- WHAT TO DO -
Reproduce the listing word for word. Skip any image.
——————
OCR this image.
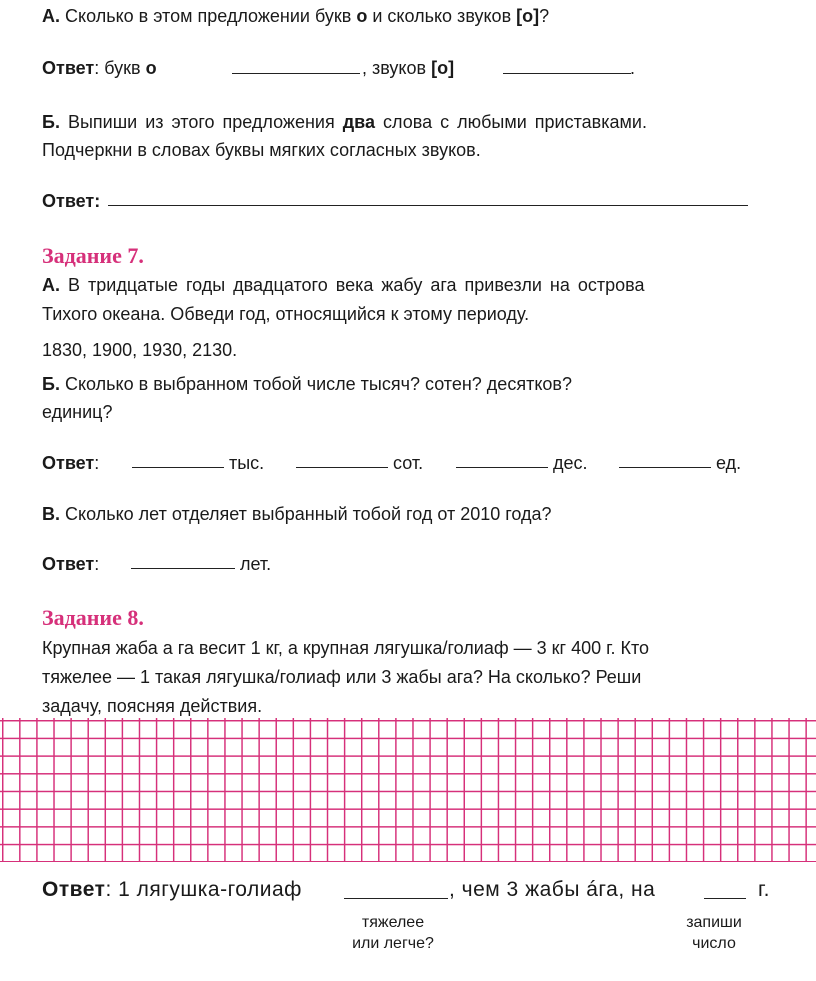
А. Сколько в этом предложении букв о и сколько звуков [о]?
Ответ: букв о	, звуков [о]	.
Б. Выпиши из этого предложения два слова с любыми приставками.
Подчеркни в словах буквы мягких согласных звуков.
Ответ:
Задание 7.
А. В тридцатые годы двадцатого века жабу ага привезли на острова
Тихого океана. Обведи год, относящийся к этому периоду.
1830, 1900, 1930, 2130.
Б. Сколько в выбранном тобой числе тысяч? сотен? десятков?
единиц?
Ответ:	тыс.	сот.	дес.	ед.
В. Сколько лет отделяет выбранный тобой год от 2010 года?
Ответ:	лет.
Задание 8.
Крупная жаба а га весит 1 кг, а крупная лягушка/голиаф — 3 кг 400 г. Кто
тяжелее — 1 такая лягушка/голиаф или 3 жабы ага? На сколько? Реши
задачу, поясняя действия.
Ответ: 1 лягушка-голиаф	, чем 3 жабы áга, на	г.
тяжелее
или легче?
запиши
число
——————
- CORRECT ANSWER -
OCR this image.
А. Сколько в этом предложении букв о и сколько звуков [о]?
Ответ: букв о	, звуков [о]	.
Б. Выпиши из этого предложения два слова с любыми приставками.
Подчеркни в словах буквы мягких согласных звуков.
Ответ:
Задание 7.
А. В тридцатые годы двадцатого века жабу ага привезли на острова
Тихого океана. Обведи год, относящийся к этому периоду.
1830, 1900, 1930, 2130.
Б. Сколько в выбранном тобой числе тысяч? сотен? десятков?
единиц?
Ответ:	тыс.	сот.	дес.	ед.
В. Сколько лет отделяет выбранный тобой год от 2010 года?
Ответ:	лет.
Задание 8.
Крупная жаба а га весит 1 кг, а крупная лягушка/голиаф — 3 кг 400 г. Кто
тяжелее — 1 такая лягушка/голиаф или 3 жабы ага? На сколько? Реши
задачу, поясняя действия.
Ответ: 1 лягушка-голиаф	, чем 3 жабы áга, на	г.
тяжелее
или легче?
запиши
число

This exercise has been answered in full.